*Problem*. Keeping every character intact, repeat the whole listing.

......

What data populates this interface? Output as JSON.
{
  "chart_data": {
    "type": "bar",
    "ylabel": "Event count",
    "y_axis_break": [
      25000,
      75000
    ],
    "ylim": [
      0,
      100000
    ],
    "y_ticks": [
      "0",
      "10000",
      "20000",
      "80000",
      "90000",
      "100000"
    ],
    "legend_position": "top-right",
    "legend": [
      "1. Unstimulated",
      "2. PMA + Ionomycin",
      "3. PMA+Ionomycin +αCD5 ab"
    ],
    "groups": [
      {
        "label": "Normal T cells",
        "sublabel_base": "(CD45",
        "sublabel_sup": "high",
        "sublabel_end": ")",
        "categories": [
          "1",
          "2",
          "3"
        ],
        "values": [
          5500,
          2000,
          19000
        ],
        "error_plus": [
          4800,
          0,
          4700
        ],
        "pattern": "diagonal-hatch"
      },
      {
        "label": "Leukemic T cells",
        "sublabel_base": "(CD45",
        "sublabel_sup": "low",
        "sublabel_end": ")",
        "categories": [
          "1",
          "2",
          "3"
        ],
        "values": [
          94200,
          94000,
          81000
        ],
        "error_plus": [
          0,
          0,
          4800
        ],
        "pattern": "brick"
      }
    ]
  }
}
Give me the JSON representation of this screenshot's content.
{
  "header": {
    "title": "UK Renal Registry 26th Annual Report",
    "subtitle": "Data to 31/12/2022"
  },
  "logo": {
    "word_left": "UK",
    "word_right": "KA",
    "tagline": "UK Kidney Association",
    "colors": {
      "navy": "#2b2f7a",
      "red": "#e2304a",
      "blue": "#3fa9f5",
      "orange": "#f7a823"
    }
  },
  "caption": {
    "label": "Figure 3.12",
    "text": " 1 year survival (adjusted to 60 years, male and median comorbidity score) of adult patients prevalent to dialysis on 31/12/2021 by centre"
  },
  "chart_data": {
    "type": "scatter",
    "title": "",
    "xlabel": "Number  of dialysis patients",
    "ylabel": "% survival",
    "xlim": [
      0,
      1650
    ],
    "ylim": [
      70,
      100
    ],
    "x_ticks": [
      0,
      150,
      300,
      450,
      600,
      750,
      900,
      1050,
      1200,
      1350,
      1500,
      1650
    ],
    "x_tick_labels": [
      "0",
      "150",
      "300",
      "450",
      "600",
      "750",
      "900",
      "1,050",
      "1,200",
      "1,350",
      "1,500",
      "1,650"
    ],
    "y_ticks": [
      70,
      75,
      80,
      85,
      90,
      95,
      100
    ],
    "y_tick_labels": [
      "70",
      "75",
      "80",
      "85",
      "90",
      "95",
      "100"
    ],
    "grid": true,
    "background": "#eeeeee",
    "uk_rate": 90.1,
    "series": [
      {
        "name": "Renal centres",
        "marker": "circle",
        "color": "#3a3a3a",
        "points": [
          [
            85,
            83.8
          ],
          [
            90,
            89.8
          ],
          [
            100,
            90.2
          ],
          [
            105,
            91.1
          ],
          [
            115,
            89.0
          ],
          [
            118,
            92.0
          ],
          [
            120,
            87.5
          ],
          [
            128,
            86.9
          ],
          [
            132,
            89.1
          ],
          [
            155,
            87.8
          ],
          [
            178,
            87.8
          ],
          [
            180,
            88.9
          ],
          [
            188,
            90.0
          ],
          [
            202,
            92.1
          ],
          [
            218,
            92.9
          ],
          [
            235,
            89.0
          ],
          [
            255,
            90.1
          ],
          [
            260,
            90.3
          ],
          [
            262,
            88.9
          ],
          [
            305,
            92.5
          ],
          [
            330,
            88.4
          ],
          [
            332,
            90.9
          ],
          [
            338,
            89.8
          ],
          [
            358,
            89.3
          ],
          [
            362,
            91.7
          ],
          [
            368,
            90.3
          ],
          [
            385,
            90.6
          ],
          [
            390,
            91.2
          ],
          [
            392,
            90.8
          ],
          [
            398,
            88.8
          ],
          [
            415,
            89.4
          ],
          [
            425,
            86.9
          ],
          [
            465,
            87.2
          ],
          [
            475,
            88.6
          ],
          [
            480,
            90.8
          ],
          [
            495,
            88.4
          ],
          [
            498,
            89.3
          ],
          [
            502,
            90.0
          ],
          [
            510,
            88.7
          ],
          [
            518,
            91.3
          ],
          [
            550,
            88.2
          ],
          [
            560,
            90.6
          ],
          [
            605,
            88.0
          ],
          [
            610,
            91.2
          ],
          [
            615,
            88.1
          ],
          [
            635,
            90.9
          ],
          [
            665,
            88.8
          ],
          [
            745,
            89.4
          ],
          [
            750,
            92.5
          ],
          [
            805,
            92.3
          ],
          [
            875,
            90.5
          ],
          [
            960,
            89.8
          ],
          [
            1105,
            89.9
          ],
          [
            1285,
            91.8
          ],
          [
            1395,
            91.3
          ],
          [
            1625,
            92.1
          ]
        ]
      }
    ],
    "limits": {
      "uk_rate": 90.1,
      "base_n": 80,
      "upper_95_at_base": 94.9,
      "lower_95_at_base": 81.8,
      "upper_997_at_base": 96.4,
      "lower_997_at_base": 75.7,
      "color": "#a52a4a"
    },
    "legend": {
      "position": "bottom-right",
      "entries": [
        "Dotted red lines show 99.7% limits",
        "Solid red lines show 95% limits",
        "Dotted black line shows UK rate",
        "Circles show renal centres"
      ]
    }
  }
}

......

*Problem solution*.
What data populates this interface? Output as JSON.
{
  "chart_data": {
    "type": "bar",
    "ylabel": "Event count",
    "y_axis_break": [
      25000,
      75000
    ],
    "ylim": [
      0,
      100000
    ],
    "y_ticks": [
      "0",
      "10000",
      "20000",
      "80000",
      "90000",
      "100000"
    ],
    "legend_position": "top-right",
    "legend": [
      "1. Unstimulated",
      "2. PMA + Ionomycin",
      "3. PMA+Ionomycin +αCD5 ab"
    ],
    "groups": [
      {
        "label": "Normal T cells",
        "sublabel_base": "(CD45",
        "sublabel_sup": "high",
        "sublabel_end": ")",
        "categories": [
          "1",
          "2",
          "3"
        ],
        "values": [
          5500,
          2000,
          19000
        ],
        "error_plus": [
          4800,
          0,
          4700
        ],
        "pattern": "diagonal-hatch"
      },
      {
        "label": "Leukemic T cells",
        "sublabel_base": "(CD45",
        "sublabel_sup": "low",
        "sublabel_end": ")",
        "categories": [
          "1",
          "2",
          "3"
        ],
        "values": [
          94200,
          94000,
          81000
        ],
        "error_plus": [
          0,
          0,
          4800
        ],
        "pattern": "brick"
      }
    ]
  }
}
Give me the JSON representation of this screenshot's content.
{
  "header": {
    "title": "UK Renal Registry 26th Annual Report",
    "subtitle": "Data to 31/12/2022"
  },
  "logo": {
    "word_left": "UK",
    "word_right": "KA",
    "tagline": "UK Kidney Association",
    "colors": {
      "navy": "#2b2f7a",
      "red": "#e2304a",
      "blue": "#3fa9f5",
      "orange": "#f7a823"
    }
  },
  "caption": {
    "label": "Figure 3.12",
    "text": " 1 year survival (adjusted to 60 years, male and median comorbidity score) of adult patients prevalent to dialysis on 31/12/2021 by centre"
  },
  "chart_data": {
    "type": "scatter",
    "title": "",
    "xlabel": "Number  of dialysis patients",
    "ylabel": "% survival",
    "xlim": [
      0,
      1650
    ],
    "ylim": [
      70,
      100
    ],
    "x_ticks": [
      0,
      150,
      300,
      450,
      600,
      750,
      900,
      1050,
      1200,
      1350,
      1500,
      1650
    ],
    "x_tick_labels": [
      "0",
      "150",
      "300",
      "450",
      "600",
      "750",
      "900",
      "1,050",
      "1,200",
      "1,350",
      "1,500",
      "1,650"
    ],
    "y_ticks": [
      70,
      75,
      80,
      85,
      90,
      95,
      100
    ],
    "y_tick_labels": [
      "70",
      "75",
      "80",
      "85",
      "90",
      "95",
      "100"
    ],
    "grid": true,
    "background": "#eeeeee",
    "uk_rate": 90.1,
    "series": [
      {
        "name": "Renal centres",
        "marker": "circle",
        "color": "#3a3a3a",
        "points": [
          [
            85,
            83.8
          ],
          [
            90,
            89.8
          ],
          [
            100,
            90.2
          ],
          [
            105,
            91.1
          ],
          [
            115,
            89.0
          ],
          [
            118,
            92.0
          ],
          [
            120,
            87.5
          ],
          [
            128,
            86.9
          ],
          [
            132,
            89.1
          ],
          [
            155,
            87.8
          ],
          [
            178,
            87.8
          ],
          [
            180,
            88.9
          ],
          [
            188,
            90.0
          ],
          [
            202,
            92.1
          ],
          [
            218,
            92.9
          ],
          [
            235,
            89.0
          ],
          [
            255,
            90.1
          ],
          [
            260,
            90.3
          ],
          [
            262,
            88.9
          ],
          [
            305,
            92.5
          ],
          [
            330,
            88.4
          ],
          [
            332,
            90.9
          ],
          [
            338,
            89.8
          ],
          [
            358,
            89.3
          ],
          [
            362,
            91.7
          ],
          [
            368,
            90.3
          ],
          [
            385,
            90.6
          ],
          [
            390,
            91.2
          ],
          [
            392,
            90.8
          ],
          [
            398,
            88.8
          ],
          [
            415,
            89.4
          ],
          [
            425,
            86.9
          ],
          [
            465,
            87.2
          ],
          [
            475,
            88.6
          ],
          [
            480,
            90.8
          ],
          [
            495,
            88.4
          ],
          [
            498,
            89.3
          ],
          [
            502,
            90.0
          ],
          [
            510,
            88.7
          ],
          [
            518,
            91.3
          ],
          [
            550,
            88.2
          ],
          [
            560,
            90.6
          ],
          [
            605,
            88.0
          ],
          [
            610,
            91.2
          ],
          [
            615,
            88.1
          ],
          [
            635,
            90.9
          ],
          [
            665,
            88.8
          ],
          [
            745,
            89.4
          ],
          [
            750,
            92.5
          ],
          [
            805,
            92.3
          ],
          [
            875,
            90.5
          ],
          [
            960,
            89.8
          ],
          [
            1105,
            89.9
          ],
          [
            1285,
            91.8
          ],
          [
            1395,
            91.3
          ],
          [
            1625,
            92.1
          ]
        ]
      }
    ],
    "limits": {
      "uk_rate": 90.1,
      "base_n": 80,
      "upper_95_at_base": 94.9,
      "lower_95_at_base": 81.8,
      "upper_997_at_base": 96.4,
      "lower_997_at_base": 75.7,
      "color": "#a52a4a"
    },
    "legend": {
      "position": "bottom-right",
      "entries": [
        "Dotted red lines show 99.7% limits",
        "Solid red lines show 95% limits",
        "Dotted black line shows UK rate",
        "Circles show renal centres"
      ]
    }
  }
}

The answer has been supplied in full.